▶ REQUIRED WORK: Retype the data below without altering anything.
— begin EXCERPTED RECORDS —
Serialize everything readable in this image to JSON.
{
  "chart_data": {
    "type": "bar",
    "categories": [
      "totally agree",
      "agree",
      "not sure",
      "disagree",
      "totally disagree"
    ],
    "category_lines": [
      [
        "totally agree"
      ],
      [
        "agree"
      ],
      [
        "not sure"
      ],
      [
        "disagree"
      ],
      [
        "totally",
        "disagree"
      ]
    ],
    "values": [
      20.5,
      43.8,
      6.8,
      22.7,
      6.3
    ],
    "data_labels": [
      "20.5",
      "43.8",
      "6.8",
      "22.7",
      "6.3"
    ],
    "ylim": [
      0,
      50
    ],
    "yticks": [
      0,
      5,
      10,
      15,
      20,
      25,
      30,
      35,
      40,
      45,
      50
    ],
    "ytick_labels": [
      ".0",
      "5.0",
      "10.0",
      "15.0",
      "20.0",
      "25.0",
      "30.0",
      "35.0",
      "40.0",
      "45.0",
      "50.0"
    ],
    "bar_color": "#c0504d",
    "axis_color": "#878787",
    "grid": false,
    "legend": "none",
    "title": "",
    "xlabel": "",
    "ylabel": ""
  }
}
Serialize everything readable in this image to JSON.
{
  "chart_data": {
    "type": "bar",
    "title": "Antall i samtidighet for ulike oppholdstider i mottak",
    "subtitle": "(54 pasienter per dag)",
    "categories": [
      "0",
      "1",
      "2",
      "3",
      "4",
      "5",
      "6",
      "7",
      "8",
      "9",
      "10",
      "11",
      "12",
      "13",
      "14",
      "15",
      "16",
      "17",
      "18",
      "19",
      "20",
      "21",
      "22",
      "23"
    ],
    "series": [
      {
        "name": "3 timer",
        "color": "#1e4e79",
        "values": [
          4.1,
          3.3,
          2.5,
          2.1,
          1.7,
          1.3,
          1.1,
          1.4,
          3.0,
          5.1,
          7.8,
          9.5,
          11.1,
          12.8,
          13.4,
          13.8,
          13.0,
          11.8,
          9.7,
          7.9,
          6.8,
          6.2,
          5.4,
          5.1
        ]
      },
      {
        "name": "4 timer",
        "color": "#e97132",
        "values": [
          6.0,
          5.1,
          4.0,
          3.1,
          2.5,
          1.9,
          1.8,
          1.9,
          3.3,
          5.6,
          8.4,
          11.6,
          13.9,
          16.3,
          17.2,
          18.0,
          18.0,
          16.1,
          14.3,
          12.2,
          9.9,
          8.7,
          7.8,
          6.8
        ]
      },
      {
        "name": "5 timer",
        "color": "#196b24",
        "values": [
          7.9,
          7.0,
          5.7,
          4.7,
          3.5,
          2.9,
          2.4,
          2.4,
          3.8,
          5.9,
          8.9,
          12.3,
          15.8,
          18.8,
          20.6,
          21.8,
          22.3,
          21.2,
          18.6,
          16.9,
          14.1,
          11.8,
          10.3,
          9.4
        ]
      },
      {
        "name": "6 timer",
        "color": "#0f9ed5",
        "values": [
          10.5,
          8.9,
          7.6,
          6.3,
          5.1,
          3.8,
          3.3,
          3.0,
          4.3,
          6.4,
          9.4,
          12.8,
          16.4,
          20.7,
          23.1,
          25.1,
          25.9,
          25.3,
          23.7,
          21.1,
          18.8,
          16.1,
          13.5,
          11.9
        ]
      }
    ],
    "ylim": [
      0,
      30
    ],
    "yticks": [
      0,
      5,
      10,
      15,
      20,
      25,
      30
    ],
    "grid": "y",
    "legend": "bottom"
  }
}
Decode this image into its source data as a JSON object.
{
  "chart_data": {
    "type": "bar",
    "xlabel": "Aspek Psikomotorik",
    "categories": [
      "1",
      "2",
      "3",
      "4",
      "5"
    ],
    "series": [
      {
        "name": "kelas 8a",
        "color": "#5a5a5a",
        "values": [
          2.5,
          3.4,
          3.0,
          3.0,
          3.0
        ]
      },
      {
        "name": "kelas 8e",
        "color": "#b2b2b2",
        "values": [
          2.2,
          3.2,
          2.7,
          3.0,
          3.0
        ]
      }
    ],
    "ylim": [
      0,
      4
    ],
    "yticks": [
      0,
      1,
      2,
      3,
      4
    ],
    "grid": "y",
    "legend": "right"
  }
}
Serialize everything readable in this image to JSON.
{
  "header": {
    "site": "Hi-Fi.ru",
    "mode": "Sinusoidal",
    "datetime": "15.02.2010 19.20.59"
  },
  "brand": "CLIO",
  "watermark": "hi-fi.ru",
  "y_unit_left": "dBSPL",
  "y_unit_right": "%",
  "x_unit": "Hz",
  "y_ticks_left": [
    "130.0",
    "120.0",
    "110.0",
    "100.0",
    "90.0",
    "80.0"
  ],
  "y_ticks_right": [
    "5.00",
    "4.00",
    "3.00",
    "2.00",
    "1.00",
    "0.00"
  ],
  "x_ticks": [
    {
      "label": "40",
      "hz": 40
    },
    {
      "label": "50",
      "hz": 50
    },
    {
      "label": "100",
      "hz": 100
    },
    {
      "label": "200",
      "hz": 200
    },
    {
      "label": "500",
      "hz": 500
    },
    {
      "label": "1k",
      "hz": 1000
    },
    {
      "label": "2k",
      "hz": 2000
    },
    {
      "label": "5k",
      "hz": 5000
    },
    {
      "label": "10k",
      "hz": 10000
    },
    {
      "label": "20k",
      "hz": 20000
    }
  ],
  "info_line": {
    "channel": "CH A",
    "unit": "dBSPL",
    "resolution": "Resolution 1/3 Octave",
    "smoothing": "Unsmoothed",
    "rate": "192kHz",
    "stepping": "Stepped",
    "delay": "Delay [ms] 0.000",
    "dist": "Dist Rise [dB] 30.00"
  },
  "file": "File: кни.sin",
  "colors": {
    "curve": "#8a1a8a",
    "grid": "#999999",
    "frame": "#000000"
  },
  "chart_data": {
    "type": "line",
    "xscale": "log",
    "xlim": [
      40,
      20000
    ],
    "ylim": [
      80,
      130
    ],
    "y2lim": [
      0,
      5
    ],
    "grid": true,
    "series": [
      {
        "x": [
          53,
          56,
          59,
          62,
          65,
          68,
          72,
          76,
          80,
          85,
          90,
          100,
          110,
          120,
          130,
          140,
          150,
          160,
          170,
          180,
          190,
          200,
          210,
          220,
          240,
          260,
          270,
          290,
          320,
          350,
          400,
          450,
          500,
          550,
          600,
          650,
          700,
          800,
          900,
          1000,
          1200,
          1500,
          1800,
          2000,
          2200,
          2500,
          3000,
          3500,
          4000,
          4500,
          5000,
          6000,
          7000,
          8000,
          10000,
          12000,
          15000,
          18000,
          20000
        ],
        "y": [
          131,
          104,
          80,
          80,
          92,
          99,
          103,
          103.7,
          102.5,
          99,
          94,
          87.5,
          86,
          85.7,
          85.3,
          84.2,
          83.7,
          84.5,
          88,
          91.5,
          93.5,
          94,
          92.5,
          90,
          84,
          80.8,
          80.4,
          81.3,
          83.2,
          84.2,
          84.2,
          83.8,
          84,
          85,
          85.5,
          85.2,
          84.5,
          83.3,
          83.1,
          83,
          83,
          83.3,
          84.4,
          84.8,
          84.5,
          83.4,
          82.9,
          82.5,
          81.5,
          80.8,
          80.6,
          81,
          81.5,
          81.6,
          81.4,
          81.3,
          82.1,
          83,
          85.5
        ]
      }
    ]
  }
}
— end EXCERPTED RECORDS —
▶ SOLUTION:
Serialize everything readable in this image to JSON.
{
  "chart_data": {
    "type": "bar",
    "categories": [
      "totally agree",
      "agree",
      "not sure",
      "disagree",
      "totally disagree"
    ],
    "category_lines": [
      [
        "totally agree"
      ],
      [
        "agree"
      ],
      [
        "not sure"
      ],
      [
        "disagree"
      ],
      [
        "totally",
        "disagree"
      ]
    ],
    "values": [
      20.5,
      43.8,
      6.8,
      22.7,
      6.3
    ],
    "data_labels": [
      "20.5",
      "43.8",
      "6.8",
      "22.7",
      "6.3"
    ],
    "ylim": [
      0,
      50
    ],
    "yticks": [
      0,
      5,
      10,
      15,
      20,
      25,
      30,
      35,
      40,
      45,
      50
    ],
    "ytick_labels": [
      ".0",
      "5.0",
      "10.0",
      "15.0",
      "20.0",
      "25.0",
      "30.0",
      "35.0",
      "40.0",
      "45.0",
      "50.0"
    ],
    "bar_color": "#c0504d",
    "axis_color": "#878787",
    "grid": false,
    "legend": "none",
    "title": "",
    "xlabel": "",
    "ylabel": ""
  }
}
Serialize everything readable in this image to JSON.
{
  "chart_data": {
    "type": "bar",
    "title": "Antall i samtidighet for ulike oppholdstider i mottak",
    "subtitle": "(54 pasienter per dag)",
    "categories": [
      "0",
      "1",
      "2",
      "3",
      "4",
      "5",
      "6",
      "7",
      "8",
      "9",
      "10",
      "11",
      "12",
      "13",
      "14",
      "15",
      "16",
      "17",
      "18",
      "19",
      "20",
      "21",
      "22",
      "23"
    ],
    "series": [
      {
        "name": "3 timer",
        "color": "#1e4e79",
        "values": [
          4.1,
          3.3,
          2.5,
          2.1,
          1.7,
          1.3,
          1.1,
          1.4,
          3.0,
          5.1,
          7.8,
          9.5,
          11.1,
          12.8,
          13.4,
          13.8,
          13.0,
          11.8,
          9.7,
          7.9,
          6.8,
          6.2,
          5.4,
          5.1
        ]
      },
      {
        "name": "4 timer",
        "color": "#e97132",
        "values": [
          6.0,
          5.1,
          4.0,
          3.1,
          2.5,
          1.9,
          1.8,
          1.9,
          3.3,
          5.6,
          8.4,
          11.6,
          13.9,
          16.3,
          17.2,
          18.0,
          18.0,
          16.1,
          14.3,
          12.2,
          9.9,
          8.7,
          7.8,
          6.8
        ]
      },
      {
        "name": "5 timer",
        "color": "#196b24",
        "values": [
          7.9,
          7.0,
          5.7,
          4.7,
          3.5,
          2.9,
          2.4,
          2.4,
          3.8,
          5.9,
          8.9,
          12.3,
          15.8,
          18.8,
          20.6,
          21.8,
          22.3,
          21.2,
          18.6,
          16.9,
          14.1,
          11.8,
          10.3,
          9.4
        ]
      },
      {
        "name": "6 timer",
        "color": "#0f9ed5",
        "values": [
          10.5,
          8.9,
          7.6,
          6.3,
          5.1,
          3.8,
          3.3,
          3.0,
          4.3,
          6.4,
          9.4,
          12.8,
          16.4,
          20.7,
          23.1,
          25.1,
          25.9,
          25.3,
          23.7,
          21.1,
          18.8,
          16.1,
          13.5,
          11.9
        ]
      }
    ],
    "ylim": [
      0,
      30
    ],
    "yticks": [
      0,
      5,
      10,
      15,
      20,
      25,
      30
    ],
    "grid": "y",
    "legend": "bottom"
  }
}
Decode this image into its source data as a JSON object.
{
  "chart_data": {
    "type": "bar",
    "xlabel": "Aspek Psikomotorik",
    "categories": [
      "1",
      "2",
      "3",
      "4",
      "5"
    ],
    "series": [
      {
        "name": "kelas 8a",
        "color": "#5a5a5a",
        "values": [
          2.5,
          3.4,
          3.0,
          3.0,
          3.0
        ]
      },
      {
        "name": "kelas 8e",
        "color": "#b2b2b2",
        "values": [
          2.2,
          3.2,
          2.7,
          3.0,
          3.0
        ]
      }
    ],
    "ylim": [
      0,
      4
    ],
    "yticks": [
      0,
      1,
      2,
      3,
      4
    ],
    "grid": "y",
    "legend": "right"
  }
}
Serialize everything readable in this image to JSON.
{
  "header": {
    "site": "Hi-Fi.ru",
    "mode": "Sinusoidal",
    "datetime": "15.02.2010 19.20.59"
  },
  "brand": "CLIO",
  "watermark": "hi-fi.ru",
  "y_unit_left": "dBSPL",
  "y_unit_right": "%",
  "x_unit": "Hz",
  "y_ticks_left": [
    "130.0",
    "120.0",
    "110.0",
    "100.0",
    "90.0",
    "80.0"
  ],
  "y_ticks_right": [
    "5.00",
    "4.00",
    "3.00",
    "2.00",
    "1.00",
    "0.00"
  ],
  "x_ticks": [
    {
      "label": "40",
      "hz": 40
    },
    {
      "label": "50",
      "hz": 50
    },
    {
      "label": "100",
      "hz": 100
    },
    {
      "label": "200",
      "hz": 200
    },
    {
      "label": "500",
      "hz": 500
    },
    {
      "label": "1k",
      "hz": 1000
    },
    {
      "label": "2k",
      "hz": 2000
    },
    {
      "label": "5k",
      "hz": 5000
    },
    {
      "label": "10k",
      "hz": 10000
    },
    {
      "label": "20k",
      "hz": 20000
    }
  ],
  "info_line": {
    "channel": "CH A",
    "unit": "dBSPL",
    "resolution": "Resolution 1/3 Octave",
    "smoothing": "Unsmoothed",
    "rate": "192kHz",
    "stepping": "Stepped",
    "delay": "Delay [ms] 0.000",
    "dist": "Dist Rise [dB] 30.00"
  },
  "file": "File: кни.sin",
  "colors": {
    "curve": "#8a1a8a",
    "grid": "#999999",
    "frame": "#000000"
  },
  "chart_data": {
    "type": "line",
    "xscale": "log",
    "xlim": [
      40,
      20000
    ],
    "ylim": [
      80,
      130
    ],
    "y2lim": [
      0,
      5
    ],
    "grid": true,
    "series": [
      {
        "x": [
          53,
          56,
          59,
          62,
          65,
          68,
          72,
          76,
          80,
          85,
          90,
          100,
          110,
          120,
          130,
          140,
          150,
          160,
          170,
          180,
          190,
          200,
          210,
          220,
          240,
          260,
          270,
          290,
          320,
          350,
          400,
          450,
          500,
          550,
          600,
          650,
          700,
          800,
          900,
          1000,
          1200,
          1500,
          1800,
          2000,
          2200,
          2500,
          3000,
          3500,
          4000,
          4500,
          5000,
          6000,
          7000,
          8000,
          10000,
          12000,
          15000,
          18000,
          20000
        ],
        "y": [
          131,
          104,
          80,
          80,
          92,
          99,
          103,
          103.7,
          102.5,
          99,
          94,
          87.5,
          86,
          85.7,
          85.3,
          84.2,
          83.7,
          84.5,
          88,
          91.5,
          93.5,
          94,
          92.5,
          90,
          84,
          80.8,
          80.4,
          81.3,
          83.2,
          84.2,
          84.2,
          83.8,
          84,
          85,
          85.5,
          85.2,
          84.5,
          83.3,
          83.1,
          83,
          83,
          83.3,
          84.4,
          84.8,
          84.5,
          83.4,
          82.9,
          82.5,
          81.5,
          80.8,
          80.6,
          81,
          81.5,
          81.6,
          81.4,
          81.3,
          82.1,
          83,
          85.5
        ]
      }
    ]
  }
}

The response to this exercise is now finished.